Rows from a dataset:

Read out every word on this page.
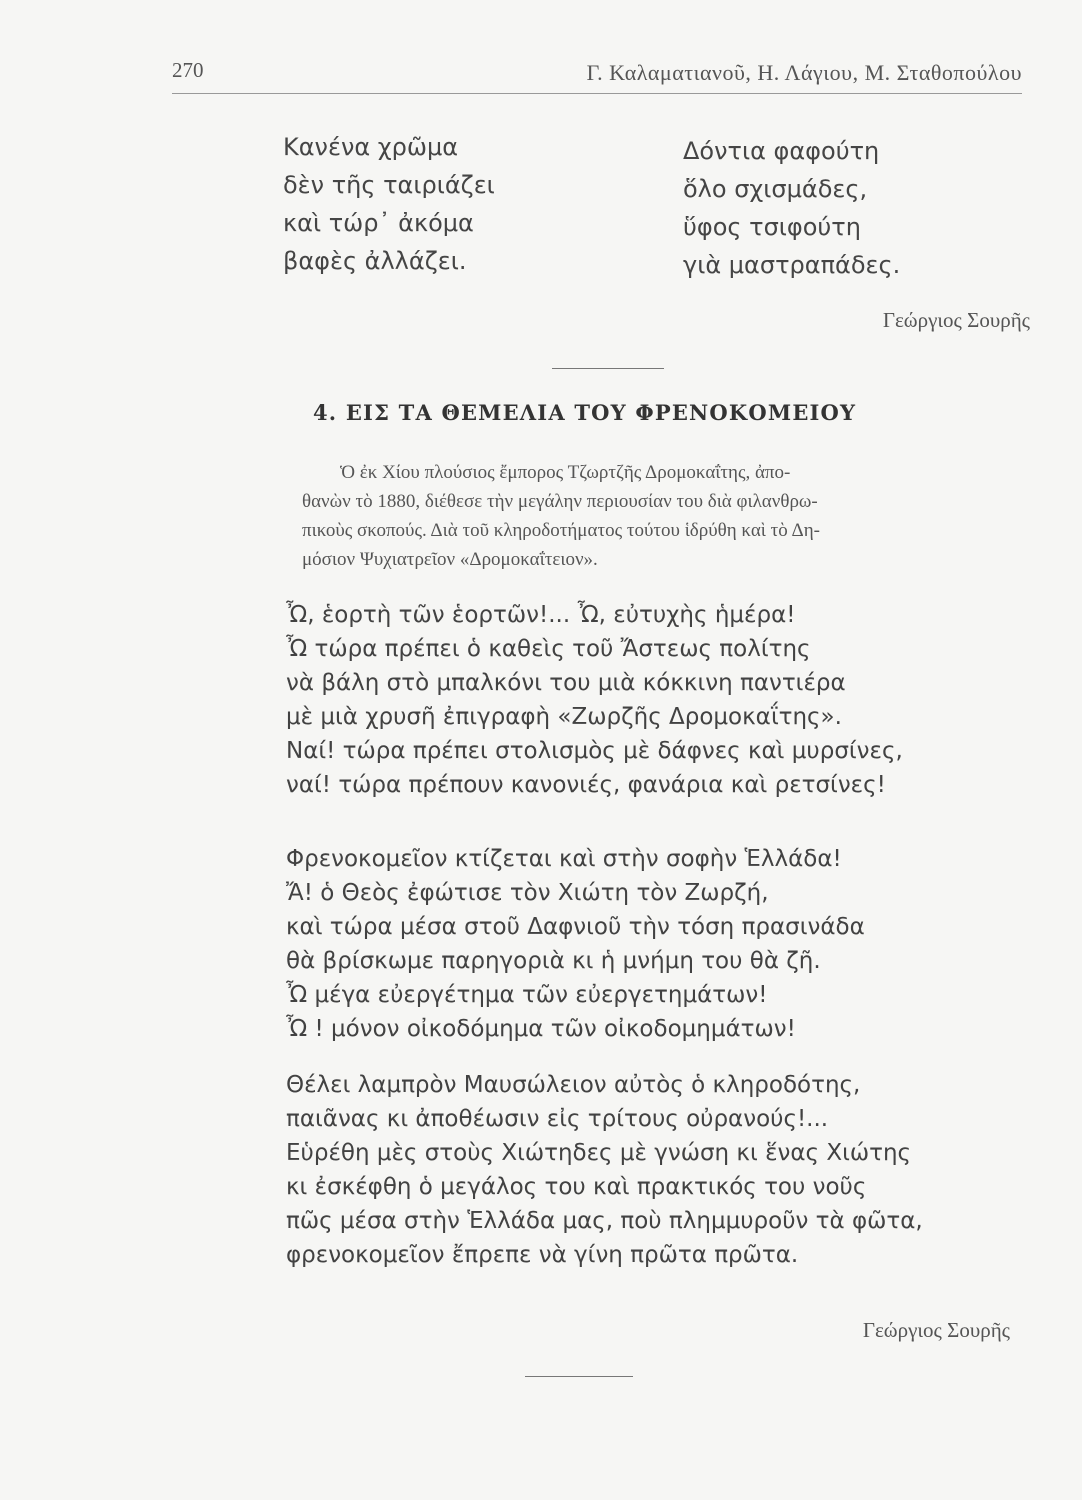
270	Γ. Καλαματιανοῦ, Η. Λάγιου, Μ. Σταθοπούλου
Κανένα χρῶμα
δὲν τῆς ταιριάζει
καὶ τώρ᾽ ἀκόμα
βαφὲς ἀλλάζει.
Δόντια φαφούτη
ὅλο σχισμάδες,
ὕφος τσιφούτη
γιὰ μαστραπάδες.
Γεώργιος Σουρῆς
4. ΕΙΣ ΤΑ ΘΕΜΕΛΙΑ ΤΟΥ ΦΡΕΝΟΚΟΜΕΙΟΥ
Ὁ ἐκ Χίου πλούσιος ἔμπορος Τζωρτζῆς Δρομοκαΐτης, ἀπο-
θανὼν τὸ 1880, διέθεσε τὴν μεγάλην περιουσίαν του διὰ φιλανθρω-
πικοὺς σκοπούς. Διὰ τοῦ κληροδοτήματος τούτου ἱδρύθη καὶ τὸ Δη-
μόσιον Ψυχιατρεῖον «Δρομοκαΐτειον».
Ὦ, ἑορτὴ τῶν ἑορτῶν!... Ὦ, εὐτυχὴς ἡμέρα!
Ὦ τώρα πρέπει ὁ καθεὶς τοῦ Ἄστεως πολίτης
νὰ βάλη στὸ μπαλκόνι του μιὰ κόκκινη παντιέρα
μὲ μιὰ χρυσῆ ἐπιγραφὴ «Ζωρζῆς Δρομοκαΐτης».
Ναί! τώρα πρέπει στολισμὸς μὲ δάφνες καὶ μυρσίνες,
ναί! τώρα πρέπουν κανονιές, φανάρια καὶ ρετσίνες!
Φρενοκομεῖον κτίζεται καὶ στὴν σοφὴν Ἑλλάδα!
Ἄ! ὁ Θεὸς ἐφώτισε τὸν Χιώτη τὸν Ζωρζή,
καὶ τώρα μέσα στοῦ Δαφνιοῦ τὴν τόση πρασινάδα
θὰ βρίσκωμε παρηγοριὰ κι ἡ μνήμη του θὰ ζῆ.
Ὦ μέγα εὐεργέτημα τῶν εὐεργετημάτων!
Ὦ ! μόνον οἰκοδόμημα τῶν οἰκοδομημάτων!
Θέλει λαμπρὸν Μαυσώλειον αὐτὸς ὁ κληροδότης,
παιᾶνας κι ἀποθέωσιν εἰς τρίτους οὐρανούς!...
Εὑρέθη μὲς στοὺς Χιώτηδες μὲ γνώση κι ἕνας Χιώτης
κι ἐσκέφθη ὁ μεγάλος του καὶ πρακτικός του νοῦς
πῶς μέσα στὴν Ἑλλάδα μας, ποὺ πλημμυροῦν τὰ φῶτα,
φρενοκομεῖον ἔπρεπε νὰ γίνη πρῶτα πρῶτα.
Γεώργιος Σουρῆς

**To be done:** Print each entry shown above with exact wording and no pictures.

**Full solution:**
Read out every word on this page.
270	Γ. Καλαματιανοῦ, Η. Λάγιου, Μ. Σταθοπούλου
Κανένα χρῶμα
δὲν τῆς ταιριάζει
καὶ τώρ᾽ ἀκόμα
βαφὲς ἀλλάζει.
Δόντια φαφούτη
ὅλο σχισμάδες,
ὕφος τσιφούτη
γιὰ μαστραπάδες.
Γεώργιος Σουρῆς
4. ΕΙΣ ΤΑ ΘΕΜΕΛΙΑ ΤΟΥ ΦΡΕΝΟΚΟΜΕΙΟΥ
Ὁ ἐκ Χίου πλούσιος ἔμπορος Τζωρτζῆς Δρομοκαΐτης, ἀπο-
θανὼν τὸ 1880, διέθεσε τὴν μεγάλην περιουσίαν του διὰ φιλανθρω-
πικοὺς σκοπούς. Διὰ τοῦ κληροδοτήματος τούτου ἱδρύθη καὶ τὸ Δη-
μόσιον Ψυχιατρεῖον «Δρομοκαΐτειον».
Ὦ, ἑορτὴ τῶν ἑορτῶν!... Ὦ, εὐτυχὴς ἡμέρα!
Ὦ τώρα πρέπει ὁ καθεὶς τοῦ Ἄστεως πολίτης
νὰ βάλη στὸ μπαλκόνι του μιὰ κόκκινη παντιέρα
μὲ μιὰ χρυσῆ ἐπιγραφὴ «Ζωρζῆς Δρομοκαΐτης».
Ναί! τώρα πρέπει στολισμὸς μὲ δάφνες καὶ μυρσίνες,
ναί! τώρα πρέπουν κανονιές, φανάρια καὶ ρετσίνες!
Φρενοκομεῖον κτίζεται καὶ στὴν σοφὴν Ἑλλάδα!
Ἄ! ὁ Θεὸς ἐφώτισε τὸν Χιώτη τὸν Ζωρζή,
καὶ τώρα μέσα στοῦ Δαφνιοῦ τὴν τόση πρασινάδα
θὰ βρίσκωμε παρηγοριὰ κι ἡ μνήμη του θὰ ζῆ.
Ὦ μέγα εὐεργέτημα τῶν εὐεργετημάτων!
Ὦ ! μόνον οἰκοδόμημα τῶν οἰκοδομημάτων!
Θέλει λαμπρὸν Μαυσώλειον αὐτὸς ὁ κληροδότης,
παιᾶνας κι ἀποθέωσιν εἰς τρίτους οὐρανούς!...
Εὑρέθη μὲς στοὺς Χιώτηδες μὲ γνώση κι ἕνας Χιώτης
κι ἐσκέφθη ὁ μεγάλος του καὶ πρακτικός του νοῦς
πῶς μέσα στὴν Ἑλλάδα μας, ποὺ πλημμυροῦν τὰ φῶτα,
φρενοκομεῖον ἔπρεπε νὰ γίνη πρῶτα πρῶτα.
Γεώργιος Σουρῆς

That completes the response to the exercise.